[Records from a data collection]
══════

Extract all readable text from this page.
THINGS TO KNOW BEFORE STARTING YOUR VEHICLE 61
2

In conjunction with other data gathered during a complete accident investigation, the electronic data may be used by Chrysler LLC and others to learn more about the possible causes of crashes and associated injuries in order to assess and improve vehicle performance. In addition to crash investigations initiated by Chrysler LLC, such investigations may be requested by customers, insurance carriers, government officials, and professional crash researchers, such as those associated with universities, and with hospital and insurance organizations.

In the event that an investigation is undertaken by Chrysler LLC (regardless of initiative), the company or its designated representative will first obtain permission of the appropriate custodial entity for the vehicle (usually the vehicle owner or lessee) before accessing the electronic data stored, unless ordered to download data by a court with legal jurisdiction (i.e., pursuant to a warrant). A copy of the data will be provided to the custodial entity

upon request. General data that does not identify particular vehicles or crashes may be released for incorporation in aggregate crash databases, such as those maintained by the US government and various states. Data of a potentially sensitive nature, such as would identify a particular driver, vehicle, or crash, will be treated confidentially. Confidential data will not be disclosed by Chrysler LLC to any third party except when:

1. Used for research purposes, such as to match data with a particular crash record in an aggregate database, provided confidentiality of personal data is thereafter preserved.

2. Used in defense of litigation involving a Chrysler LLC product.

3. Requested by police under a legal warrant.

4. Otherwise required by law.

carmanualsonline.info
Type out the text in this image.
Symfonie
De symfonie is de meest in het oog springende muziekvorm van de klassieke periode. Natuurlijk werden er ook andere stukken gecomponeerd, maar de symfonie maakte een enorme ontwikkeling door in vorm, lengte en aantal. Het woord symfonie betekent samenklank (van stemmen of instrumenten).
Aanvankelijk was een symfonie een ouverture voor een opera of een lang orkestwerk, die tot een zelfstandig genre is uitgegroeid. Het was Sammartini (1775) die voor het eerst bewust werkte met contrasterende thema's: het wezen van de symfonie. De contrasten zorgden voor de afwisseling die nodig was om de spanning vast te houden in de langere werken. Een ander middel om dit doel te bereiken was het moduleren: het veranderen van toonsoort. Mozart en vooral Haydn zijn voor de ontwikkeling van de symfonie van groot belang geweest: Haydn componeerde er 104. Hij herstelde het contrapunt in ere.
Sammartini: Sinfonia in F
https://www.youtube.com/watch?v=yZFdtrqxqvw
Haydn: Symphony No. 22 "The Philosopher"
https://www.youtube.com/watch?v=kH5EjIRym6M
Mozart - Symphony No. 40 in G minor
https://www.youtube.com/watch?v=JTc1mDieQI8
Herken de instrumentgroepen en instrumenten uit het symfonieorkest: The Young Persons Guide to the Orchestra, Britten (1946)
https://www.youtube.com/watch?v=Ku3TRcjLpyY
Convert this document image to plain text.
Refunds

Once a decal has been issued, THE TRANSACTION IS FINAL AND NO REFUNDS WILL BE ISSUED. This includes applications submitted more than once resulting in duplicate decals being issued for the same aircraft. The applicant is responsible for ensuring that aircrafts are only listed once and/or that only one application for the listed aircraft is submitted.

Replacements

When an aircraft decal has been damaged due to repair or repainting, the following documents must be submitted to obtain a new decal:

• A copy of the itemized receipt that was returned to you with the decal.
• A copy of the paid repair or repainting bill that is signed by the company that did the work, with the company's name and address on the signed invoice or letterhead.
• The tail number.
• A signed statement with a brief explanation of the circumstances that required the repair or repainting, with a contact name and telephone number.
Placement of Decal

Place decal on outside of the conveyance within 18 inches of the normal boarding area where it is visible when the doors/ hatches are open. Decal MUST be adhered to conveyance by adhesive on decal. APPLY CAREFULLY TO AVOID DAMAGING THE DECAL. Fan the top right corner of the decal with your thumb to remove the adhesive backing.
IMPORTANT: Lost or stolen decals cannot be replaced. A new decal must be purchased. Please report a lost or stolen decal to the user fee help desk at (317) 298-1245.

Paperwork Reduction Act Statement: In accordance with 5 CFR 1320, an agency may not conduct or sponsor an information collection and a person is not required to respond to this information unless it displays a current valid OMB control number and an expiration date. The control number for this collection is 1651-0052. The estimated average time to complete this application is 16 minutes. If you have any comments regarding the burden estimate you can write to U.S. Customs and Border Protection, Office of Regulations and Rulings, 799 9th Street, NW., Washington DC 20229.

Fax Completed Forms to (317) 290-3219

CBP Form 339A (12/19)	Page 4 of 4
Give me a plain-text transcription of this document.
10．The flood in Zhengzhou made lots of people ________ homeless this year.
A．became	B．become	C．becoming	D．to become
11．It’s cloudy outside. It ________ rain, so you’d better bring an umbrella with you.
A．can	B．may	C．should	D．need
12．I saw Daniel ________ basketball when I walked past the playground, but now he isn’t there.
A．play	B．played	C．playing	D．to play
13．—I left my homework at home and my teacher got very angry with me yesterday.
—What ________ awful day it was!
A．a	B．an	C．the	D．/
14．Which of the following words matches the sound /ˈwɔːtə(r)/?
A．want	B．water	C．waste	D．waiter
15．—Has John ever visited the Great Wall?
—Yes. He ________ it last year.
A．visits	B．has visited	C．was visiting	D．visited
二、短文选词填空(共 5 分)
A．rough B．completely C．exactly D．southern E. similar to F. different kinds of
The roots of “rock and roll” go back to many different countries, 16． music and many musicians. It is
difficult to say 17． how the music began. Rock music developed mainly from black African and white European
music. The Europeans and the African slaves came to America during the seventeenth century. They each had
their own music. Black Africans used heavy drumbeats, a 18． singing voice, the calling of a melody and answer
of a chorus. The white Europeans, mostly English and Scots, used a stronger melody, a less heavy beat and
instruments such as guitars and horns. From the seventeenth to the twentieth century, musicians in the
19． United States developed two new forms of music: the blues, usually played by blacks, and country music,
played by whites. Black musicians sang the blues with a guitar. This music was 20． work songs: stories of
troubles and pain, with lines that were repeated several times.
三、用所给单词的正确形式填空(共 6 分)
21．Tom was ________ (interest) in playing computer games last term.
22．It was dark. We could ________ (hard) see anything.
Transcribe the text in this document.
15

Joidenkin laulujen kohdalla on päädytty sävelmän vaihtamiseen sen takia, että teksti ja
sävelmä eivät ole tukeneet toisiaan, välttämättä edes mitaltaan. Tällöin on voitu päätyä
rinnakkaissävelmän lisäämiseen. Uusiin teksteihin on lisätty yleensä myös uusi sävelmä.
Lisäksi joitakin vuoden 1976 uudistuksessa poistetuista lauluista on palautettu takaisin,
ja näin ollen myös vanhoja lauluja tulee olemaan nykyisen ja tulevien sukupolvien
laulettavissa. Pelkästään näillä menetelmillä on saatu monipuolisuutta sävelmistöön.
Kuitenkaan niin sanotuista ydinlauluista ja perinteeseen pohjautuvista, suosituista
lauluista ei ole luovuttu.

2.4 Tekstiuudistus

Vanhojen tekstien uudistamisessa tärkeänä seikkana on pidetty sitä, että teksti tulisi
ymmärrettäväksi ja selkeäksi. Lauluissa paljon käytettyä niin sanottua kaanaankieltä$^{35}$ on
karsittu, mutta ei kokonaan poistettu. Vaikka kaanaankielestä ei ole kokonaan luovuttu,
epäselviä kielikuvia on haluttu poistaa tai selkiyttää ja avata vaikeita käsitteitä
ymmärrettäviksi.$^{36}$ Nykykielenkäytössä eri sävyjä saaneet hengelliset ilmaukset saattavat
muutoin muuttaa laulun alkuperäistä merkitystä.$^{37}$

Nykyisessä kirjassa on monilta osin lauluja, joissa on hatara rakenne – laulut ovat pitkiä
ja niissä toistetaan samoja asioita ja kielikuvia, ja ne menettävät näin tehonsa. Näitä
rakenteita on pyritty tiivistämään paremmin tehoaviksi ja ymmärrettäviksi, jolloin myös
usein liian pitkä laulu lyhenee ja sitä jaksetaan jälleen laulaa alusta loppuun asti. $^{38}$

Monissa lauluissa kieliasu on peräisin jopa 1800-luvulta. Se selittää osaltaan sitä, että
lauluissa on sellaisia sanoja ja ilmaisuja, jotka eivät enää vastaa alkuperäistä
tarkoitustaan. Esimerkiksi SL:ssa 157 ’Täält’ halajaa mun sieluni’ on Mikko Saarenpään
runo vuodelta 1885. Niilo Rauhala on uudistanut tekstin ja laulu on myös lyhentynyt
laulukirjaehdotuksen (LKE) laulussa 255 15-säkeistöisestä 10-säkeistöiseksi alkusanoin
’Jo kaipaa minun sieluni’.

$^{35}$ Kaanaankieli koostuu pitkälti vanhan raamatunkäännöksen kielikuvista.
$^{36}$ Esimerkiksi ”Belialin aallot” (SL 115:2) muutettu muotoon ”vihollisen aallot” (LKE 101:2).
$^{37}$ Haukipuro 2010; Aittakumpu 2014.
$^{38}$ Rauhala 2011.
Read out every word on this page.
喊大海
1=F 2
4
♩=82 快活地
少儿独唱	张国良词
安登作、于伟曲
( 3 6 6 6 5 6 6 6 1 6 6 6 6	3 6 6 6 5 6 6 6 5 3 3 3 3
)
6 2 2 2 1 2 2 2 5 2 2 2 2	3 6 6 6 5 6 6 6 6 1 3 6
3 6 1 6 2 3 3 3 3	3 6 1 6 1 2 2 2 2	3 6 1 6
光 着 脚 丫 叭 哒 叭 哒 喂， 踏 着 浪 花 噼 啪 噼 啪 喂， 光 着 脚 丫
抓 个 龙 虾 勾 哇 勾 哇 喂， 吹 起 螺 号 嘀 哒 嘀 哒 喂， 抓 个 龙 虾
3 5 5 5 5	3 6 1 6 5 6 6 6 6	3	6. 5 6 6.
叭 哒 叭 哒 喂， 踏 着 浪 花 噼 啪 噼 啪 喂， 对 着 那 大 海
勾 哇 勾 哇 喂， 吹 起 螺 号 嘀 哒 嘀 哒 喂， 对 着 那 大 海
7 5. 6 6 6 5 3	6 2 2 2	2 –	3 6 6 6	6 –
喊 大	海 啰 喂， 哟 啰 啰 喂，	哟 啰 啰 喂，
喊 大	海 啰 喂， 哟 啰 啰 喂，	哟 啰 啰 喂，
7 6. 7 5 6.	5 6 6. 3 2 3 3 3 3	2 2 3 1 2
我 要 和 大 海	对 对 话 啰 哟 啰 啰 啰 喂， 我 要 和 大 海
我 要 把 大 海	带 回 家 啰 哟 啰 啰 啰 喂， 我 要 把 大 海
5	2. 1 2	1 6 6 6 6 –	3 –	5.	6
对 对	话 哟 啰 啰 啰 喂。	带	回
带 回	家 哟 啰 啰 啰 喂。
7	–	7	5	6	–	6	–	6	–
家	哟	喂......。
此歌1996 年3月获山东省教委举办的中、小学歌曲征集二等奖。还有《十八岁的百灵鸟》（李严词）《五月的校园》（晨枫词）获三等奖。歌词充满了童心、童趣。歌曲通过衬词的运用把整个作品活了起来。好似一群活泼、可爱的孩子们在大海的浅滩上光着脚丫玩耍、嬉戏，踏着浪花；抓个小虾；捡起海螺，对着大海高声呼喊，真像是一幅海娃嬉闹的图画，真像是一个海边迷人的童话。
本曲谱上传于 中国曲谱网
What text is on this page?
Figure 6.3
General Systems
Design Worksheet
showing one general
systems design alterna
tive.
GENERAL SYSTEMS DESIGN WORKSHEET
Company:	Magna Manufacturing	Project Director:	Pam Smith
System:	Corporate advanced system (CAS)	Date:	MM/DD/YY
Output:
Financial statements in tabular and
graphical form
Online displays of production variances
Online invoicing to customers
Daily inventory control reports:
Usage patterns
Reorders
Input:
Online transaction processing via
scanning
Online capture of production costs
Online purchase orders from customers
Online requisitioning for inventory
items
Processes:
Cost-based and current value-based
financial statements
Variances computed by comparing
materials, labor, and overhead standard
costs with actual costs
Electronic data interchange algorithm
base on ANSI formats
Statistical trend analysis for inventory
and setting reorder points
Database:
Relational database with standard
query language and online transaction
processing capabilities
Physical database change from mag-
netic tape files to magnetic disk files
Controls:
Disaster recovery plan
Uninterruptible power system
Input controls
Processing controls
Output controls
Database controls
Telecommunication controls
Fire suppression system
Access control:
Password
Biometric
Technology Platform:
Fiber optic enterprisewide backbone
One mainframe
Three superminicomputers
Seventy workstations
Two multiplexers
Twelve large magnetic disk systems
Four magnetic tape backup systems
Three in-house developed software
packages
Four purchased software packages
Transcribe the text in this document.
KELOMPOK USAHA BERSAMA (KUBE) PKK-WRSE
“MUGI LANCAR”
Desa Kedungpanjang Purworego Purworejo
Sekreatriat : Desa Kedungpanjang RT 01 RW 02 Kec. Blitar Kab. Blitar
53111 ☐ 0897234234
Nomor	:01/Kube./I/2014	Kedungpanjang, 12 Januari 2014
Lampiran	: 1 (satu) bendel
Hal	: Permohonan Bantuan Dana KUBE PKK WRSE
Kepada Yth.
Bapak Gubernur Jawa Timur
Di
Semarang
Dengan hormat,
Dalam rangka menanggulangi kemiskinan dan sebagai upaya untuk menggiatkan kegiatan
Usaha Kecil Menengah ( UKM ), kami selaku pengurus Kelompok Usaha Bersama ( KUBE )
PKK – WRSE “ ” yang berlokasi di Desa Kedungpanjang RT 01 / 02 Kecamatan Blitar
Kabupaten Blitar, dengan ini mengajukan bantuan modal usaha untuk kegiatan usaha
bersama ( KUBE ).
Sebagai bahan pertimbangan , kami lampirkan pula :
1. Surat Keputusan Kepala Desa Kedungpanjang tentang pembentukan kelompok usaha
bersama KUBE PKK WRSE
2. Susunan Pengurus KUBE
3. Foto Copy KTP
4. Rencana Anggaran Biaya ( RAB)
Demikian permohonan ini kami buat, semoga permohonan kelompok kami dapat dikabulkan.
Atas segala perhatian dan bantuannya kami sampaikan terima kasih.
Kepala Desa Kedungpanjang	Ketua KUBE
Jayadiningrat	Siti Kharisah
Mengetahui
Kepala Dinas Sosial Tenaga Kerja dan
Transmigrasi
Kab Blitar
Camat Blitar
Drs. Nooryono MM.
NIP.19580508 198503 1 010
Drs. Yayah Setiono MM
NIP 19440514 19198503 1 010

══════

◆ Exercise details
Identify each line holding the string "costs", and copy it out.

◆ Finished exercise
Online capture of production costs
costs with actual costs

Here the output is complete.